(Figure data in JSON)
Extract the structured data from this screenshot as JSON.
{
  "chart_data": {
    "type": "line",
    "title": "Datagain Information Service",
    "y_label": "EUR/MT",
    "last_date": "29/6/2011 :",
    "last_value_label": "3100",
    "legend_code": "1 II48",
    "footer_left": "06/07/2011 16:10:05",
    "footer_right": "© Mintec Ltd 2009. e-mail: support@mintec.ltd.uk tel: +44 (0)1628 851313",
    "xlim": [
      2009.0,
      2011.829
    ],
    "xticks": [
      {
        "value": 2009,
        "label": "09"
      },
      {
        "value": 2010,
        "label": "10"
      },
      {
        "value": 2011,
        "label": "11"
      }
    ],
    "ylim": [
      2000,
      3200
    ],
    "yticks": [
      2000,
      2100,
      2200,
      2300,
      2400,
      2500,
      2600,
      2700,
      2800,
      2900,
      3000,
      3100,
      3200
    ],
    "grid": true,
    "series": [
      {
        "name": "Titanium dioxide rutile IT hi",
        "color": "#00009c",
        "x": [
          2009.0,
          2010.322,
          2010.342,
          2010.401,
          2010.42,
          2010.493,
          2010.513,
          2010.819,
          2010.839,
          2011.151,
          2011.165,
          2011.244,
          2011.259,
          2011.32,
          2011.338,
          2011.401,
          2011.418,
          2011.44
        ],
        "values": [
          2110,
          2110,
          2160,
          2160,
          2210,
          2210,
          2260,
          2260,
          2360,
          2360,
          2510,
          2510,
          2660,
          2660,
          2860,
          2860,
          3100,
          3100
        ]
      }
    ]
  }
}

→ Exercise directions:
From the listing above, extract all records word for word.

→ Solved exercise:
Extract the structured data from this screenshot as JSON.
{
  "chart_data": {
    "type": "line",
    "title": "Datagain Information Service",
    "y_label": "EUR/MT",
    "last_date": "29/6/2011 :",
    "last_value_label": "3100",
    "legend_code": "1 II48",
    "footer_left": "06/07/2011 16:10:05",
    "footer_right": "© Mintec Ltd 2009. e-mail: support@mintec.ltd.uk tel: +44 (0)1628 851313",
    "xlim": [
      2009.0,
      2011.829
    ],
    "xticks": [
      {
        "value": 2009,
        "label": "09"
      },
      {
        "value": 2010,
        "label": "10"
      },
      {
        "value": 2011,
        "label": "11"
      }
    ],
    "ylim": [
      2000,
      3200
    ],
    "yticks": [
      2000,
      2100,
      2200,
      2300,
      2400,
      2500,
      2600,
      2700,
      2800,
      2900,
      3000,
      3100,
      3200
    ],
    "grid": true,
    "series": [
      {
        "name": "Titanium dioxide rutile IT hi",
        "color": "#00009c",
        "x": [
          2009.0,
          2010.322,
          2010.342,
          2010.401,
          2010.42,
          2010.493,
          2010.513,
          2010.819,
          2010.839,
          2011.151,
          2011.165,
          2011.244,
          2011.259,
          2011.32,
          2011.338,
          2011.401,
          2011.418,
          2011.44
        ],
        "values": [
          2110,
          2110,
          2160,
          2160,
          2210,
          2210,
          2260,
          2260,
          2360,
          2360,
          2510,
          2510,
          2660,
          2660,
          2860,
          2860,
          3100,
          3100
        ]
      }
    ]
  }
}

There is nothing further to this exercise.